Images should be left out, and everything else in the listing reproduced exactly.
-- Records to use start --
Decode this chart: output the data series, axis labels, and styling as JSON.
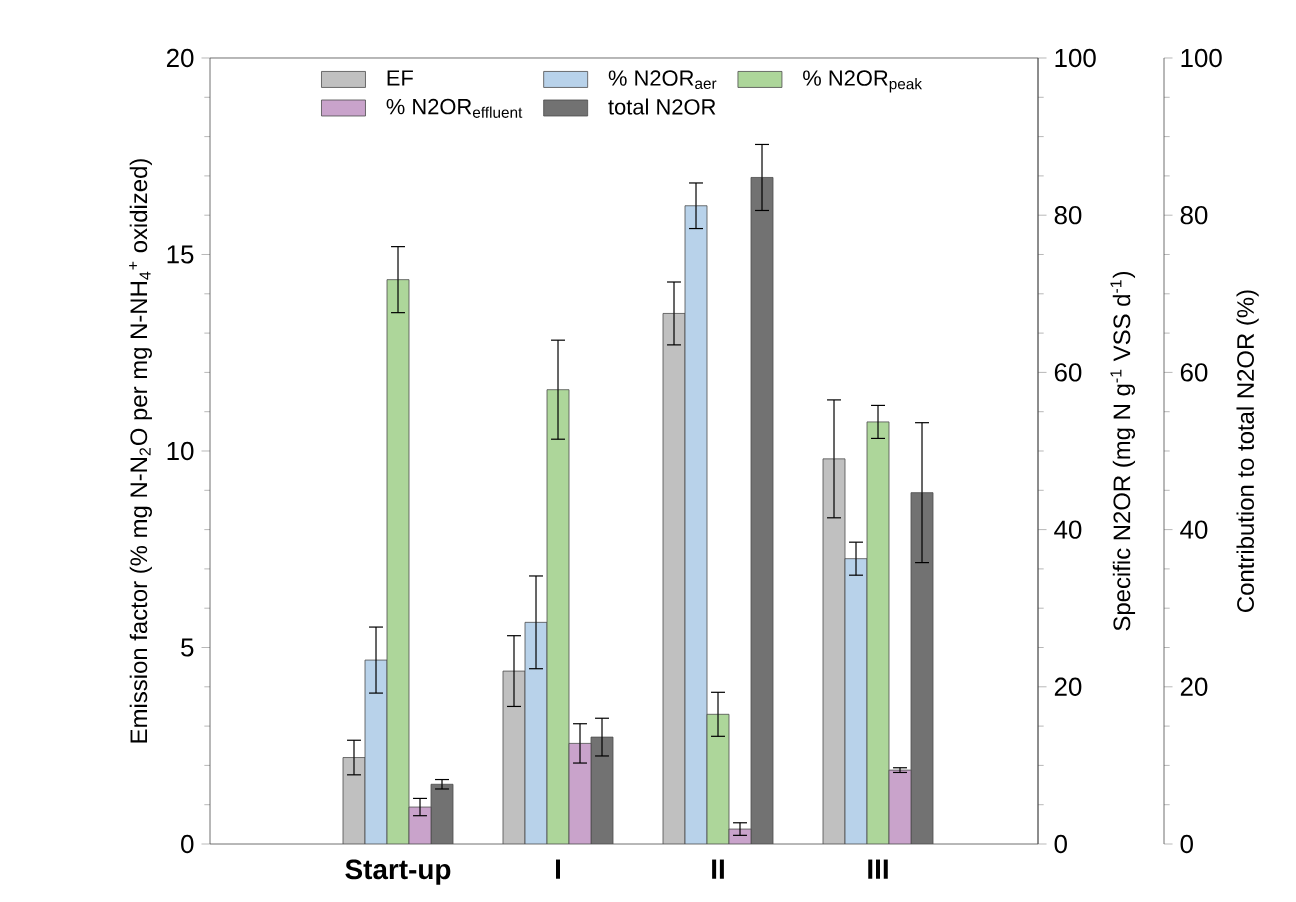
{
  "chart_data": {
    "type": "bar",
    "categories": [
      "Start-up",
      "I",
      "II",
      "III"
    ],
    "ylabel": "Emission factor (% mg N-N$_{2}$O per mg N-NH$_{4}$$^{+}$ oxidized)",
    "y2label": "Specific N2OR (mg N g$^{-1}$ VSS d$^{-1}$)",
    "y3label": "Contribution to total N2OR (%)",
    "ylim": [
      0,
      20
    ],
    "yticks": [
      0,
      5,
      10,
      15,
      20
    ],
    "y2lim": [
      0,
      100
    ],
    "y2ticks": [
      0,
      20,
      40,
      60,
      80,
      100
    ],
    "y3lim": [
      0,
      100
    ],
    "y3ticks": [
      0,
      20,
      40,
      60,
      80,
      100
    ],
    "legend": "top",
    "series": [
      {
        "name": "EF",
        "color": "#c0c0c0",
        "values": [
          2.2,
          4.4,
          13.5,
          9.8
        ],
        "errors": [
          0.44,
          0.9,
          0.8,
          1.5
        ]
      },
      {
        "name": "% N2OR$_{aer}$",
        "color": "#b8d2ea",
        "axis": "y3",
        "values": [
          23.4,
          28.2,
          81.2,
          36.3
        ],
        "errors": [
          4.2,
          5.9,
          2.9,
          2.1
        ]
      },
      {
        "name": "% N2OR$_{peak}$",
        "color": "#add69a",
        "axis": "y3",
        "values": [
          71.8,
          57.8,
          16.5,
          53.7
        ],
        "errors": [
          4.2,
          6.3,
          2.8,
          2.1
        ]
      },
      {
        "name": "% N2OR$_{effluent}$",
        "color": "#c9a3cb",
        "axis": "y3",
        "values": [
          4.7,
          12.8,
          1.9,
          9.4
        ],
        "errors": [
          1.1,
          2.5,
          0.8,
          0.3
        ]
      },
      {
        "name": "total N2OR",
        "color": "#727272",
        "axis": "y2",
        "values": [
          7.6,
          13.6,
          84.8,
          44.7
        ],
        "errors": [
          0.6,
          2.4,
          4.2,
          8.9
        ]
      }
    ]
  }
}
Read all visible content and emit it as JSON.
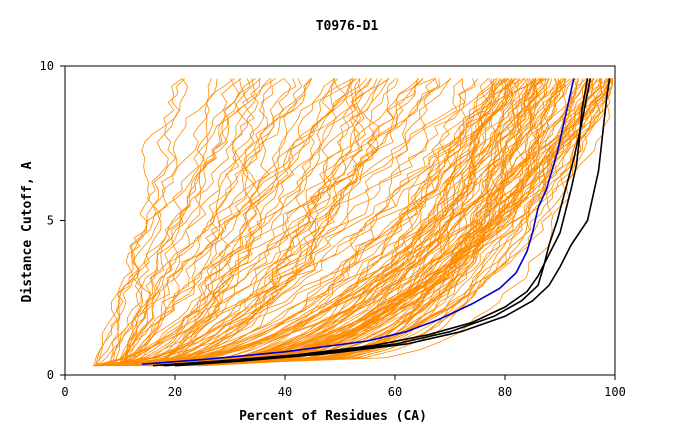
{
  "chart_data": {
    "type": "line",
    "title": "T0976-D1",
    "xlabel": "Percent of Residues (CA)",
    "ylabel": "Distance Cutoff, A",
    "xlim": [
      0,
      100
    ],
    "ylim": [
      0,
      10
    ],
    "x_ticks": [
      "0",
      "20",
      "40",
      "60",
      "80",
      "100"
    ],
    "y_ticks": [
      "0",
      "5",
      "10"
    ],
    "colors": {
      "background_curves": "#ff8c00",
      "highlight_blue": "#0000cc",
      "highlight_black": "#000000",
      "axis": "#000000"
    },
    "highlight_series": [
      {
        "color": "#0000cc",
        "x": [
          14,
          25,
          40,
          55,
          62,
          68,
          74,
          79,
          82,
          84,
          85,
          86,
          87.5,
          88.5,
          89.5,
          90.5,
          91.5,
          92.5
        ],
        "y": [
          0.35,
          0.5,
          0.75,
          1.1,
          1.4,
          1.8,
          2.3,
          2.8,
          3.3,
          4.0,
          4.6,
          5.4,
          6.0,
          6.6,
          7.2,
          8.0,
          8.8,
          9.6
        ]
      },
      {
        "color": "#000000",
        "x": [
          16,
          28,
          42,
          56,
          66,
          74,
          80,
          84,
          86,
          88,
          90,
          91,
          92,
          93,
          93.5,
          94,
          95
        ],
        "y": [
          0.3,
          0.45,
          0.65,
          0.95,
          1.3,
          1.7,
          2.2,
          2.7,
          3.2,
          3.9,
          4.6,
          5.3,
          6.0,
          6.8,
          7.6,
          8.6,
          9.6
        ]
      },
      {
        "color": "#000000",
        "x": [
          18,
          30,
          46,
          60,
          70,
          78,
          83,
          86,
          87,
          88,
          89.5,
          91,
          92.5,
          94,
          95.5
        ],
        "y": [
          0.3,
          0.45,
          0.7,
          1.0,
          1.4,
          1.9,
          2.4,
          2.9,
          3.5,
          4.2,
          5.0,
          6.0,
          7.0,
          8.2,
          9.6
        ]
      },
      {
        "color": "#000000",
        "x": [
          20,
          32,
          48,
          62,
          72,
          80,
          85,
          88,
          90,
          92,
          95,
          96,
          97,
          97.5,
          98,
          98.5,
          99
        ],
        "y": [
          0.3,
          0.45,
          0.7,
          1.0,
          1.4,
          1.9,
          2.4,
          2.9,
          3.5,
          4.2,
          5.0,
          5.8,
          6.6,
          7.4,
          8.2,
          9.0,
          9.6
        ]
      }
    ]
  }
}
-- Records to use end --
*Exercise solution*
Decode this chart: output the data series, axis labels, and styling as JSON.
{
  "chart_data": {
    "type": "bar",
    "categories": [
      "Start-up",
      "I",
      "II",
      "III"
    ],
    "ylabel": "Emission factor (% mg N-N$_{2}$O per mg N-NH$_{4}$$^{+}$ oxidized)",
    "y2label": "Specific N2OR (mg N g$^{-1}$ VSS d$^{-1}$)",
    "y3label": "Contribution to total N2OR (%)",
    "ylim": [
      0,
      20
    ],
    "yticks": [
      0,
      5,
      10,
      15,
      20
    ],
    "y2lim": [
      0,
      100
    ],
    "y2ticks": [
      0,
      20,
      40,
      60,
      80,
      100
    ],
    "y3lim": [
      0,
      100
    ],
    "y3ticks": [
      0,
      20,
      40,
      60,
      80,
      100
    ],
    "legend": "top",
    "series": [
      {
        "name": "EF",
        "color": "#c0c0c0",
        "values": [
          2.2,
          4.4,
          13.5,
          9.8
        ],
        "errors": [
          0.44,
          0.9,
          0.8,
          1.5
        ]
      },
      {
        "name": "% N2OR$_{aer}$",
        "color": "#b8d2ea",
        "axis": "y3",
        "values": [
          23.4,
          28.2,
          81.2,
          36.3
        ],
        "errors": [
          4.2,
          5.9,
          2.9,
          2.1
        ]
      },
      {
        "name": "% N2OR$_{peak}$",
        "color": "#add69a",
        "axis": "y3",
        "values": [
          71.8,
          57.8,
          16.5,
          53.7
        ],
        "errors": [
          4.2,
          6.3,
          2.8,
          2.1
        ]
      },
      {
        "name": "% N2OR$_{effluent}$",
        "color": "#c9a3cb",
        "axis": "y3",
        "values": [
          4.7,
          12.8,
          1.9,
          9.4
        ],
        "errors": [
          1.1,
          2.5,
          0.8,
          0.3
        ]
      },
      {
        "name": "total N2OR",
        "color": "#727272",
        "axis": "y2",
        "values": [
          7.6,
          13.6,
          84.8,
          44.7
        ],
        "errors": [
          0.6,
          2.4,
          4.2,
          8.9
        ]
      }
    ]
  }
}
Read all visible content and emit it as JSON.
{
  "chart_data": {
    "type": "line",
    "title": "T0976-D1",
    "xlabel": "Percent of Residues (CA)",
    "ylabel": "Distance Cutoff, A",
    "xlim": [
      0,
      100
    ],
    "ylim": [
      0,
      10
    ],
    "x_ticks": [
      "0",
      "20",
      "40",
      "60",
      "80",
      "100"
    ],
    "y_ticks": [
      "0",
      "5",
      "10"
    ],
    "colors": {
      "background_curves": "#ff8c00",
      "highlight_blue": "#0000cc",
      "highlight_black": "#000000",
      "axis": "#000000"
    },
    "highlight_series": [
      {
        "color": "#0000cc",
        "x": [
          14,
          25,
          40,
          55,
          62,
          68,
          74,
          79,
          82,
          84,
          85,
          86,
          87.5,
          88.5,
          89.5,
          90.5,
          91.5,
          92.5
        ],
        "y": [
          0.35,
          0.5,
          0.75,
          1.1,
          1.4,
          1.8,
          2.3,
          2.8,
          3.3,
          4.0,
          4.6,
          5.4,
          6.0,
          6.6,
          7.2,
          8.0,
          8.8,
          9.6
        ]
      },
      {
        "color": "#000000",
        "x": [
          16,
          28,
          42,
          56,
          66,
          74,
          80,
          84,
          86,
          88,
          90,
          91,
          92,
          93,
          93.5,
          94,
          95
        ],
        "y": [
          0.3,
          0.45,
          0.65,
          0.95,
          1.3,
          1.7,
          2.2,
          2.7,
          3.2,
          3.9,
          4.6,
          5.3,
          6.0,
          6.8,
          7.6,
          8.6,
          9.6
        ]
      },
      {
        "color": "#000000",
        "x": [
          18,
          30,
          46,
          60,
          70,
          78,
          83,
          86,
          87,
          88,
          89.5,
          91,
          92.5,
          94,
          95.5
        ],
        "y": [
          0.3,
          0.45,
          0.7,
          1.0,
          1.4,
          1.9,
          2.4,
          2.9,
          3.5,
          4.2,
          5.0,
          6.0,
          7.0,
          8.2,
          9.6
        ]
      },
      {
        "color": "#000000",
        "x": [
          20,
          32,
          48,
          62,
          72,
          80,
          85,
          88,
          90,
          92,
          95,
          96,
          97,
          97.5,
          98,
          98.5,
          99
        ],
        "y": [
          0.3,
          0.45,
          0.7,
          1.0,
          1.4,
          1.9,
          2.4,
          2.9,
          3.5,
          4.2,
          5.0,
          5.8,
          6.6,
          7.4,
          8.2,
          9.0,
          9.6
        ]
      }
    ]
  }
}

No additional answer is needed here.